◆ WHAT IS REQUIRED: Write out each line that follows exactly as it stands, without the pictures.
- - - - - - -
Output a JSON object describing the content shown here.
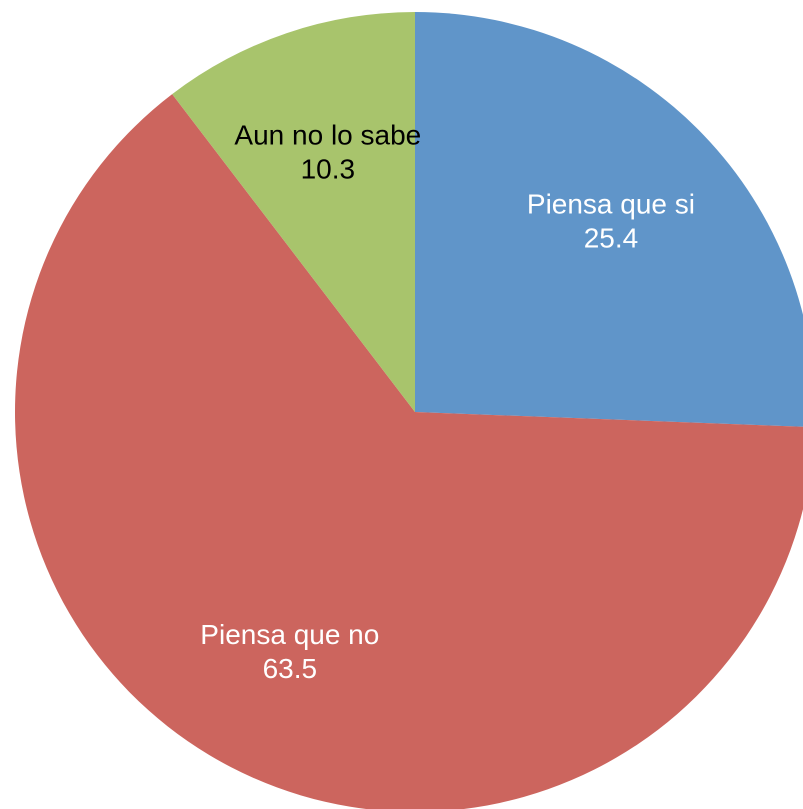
{
  "chart_data": {
    "type": "pie",
    "categories": [
      "Piensa que si",
      "Piensa que no",
      "Aun no lo sabe"
    ],
    "values": [
      25.4,
      63.5,
      10.3
    ],
    "colors": [
      "#6095c9",
      "#cc655e",
      "#a8c46c"
    ],
    "label_colors": [
      "#ffffff",
      "#ffffff",
      "#000000"
    ]
  }
}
- - - - - - -
◆ EXERCISE OUTPUT:
Output a JSON object describing the content shown here.
{
  "chart_data": {
    "type": "pie",
    "categories": [
      "Piensa que si",
      "Piensa que no",
      "Aun no lo sabe"
    ],
    "values": [
      25.4,
      63.5,
      10.3
    ],
    "colors": [
      "#6095c9",
      "#cc655e",
      "#a8c46c"
    ],
    "label_colors": [
      "#ffffff",
      "#ffffff",
      "#000000"
    ]
  }
}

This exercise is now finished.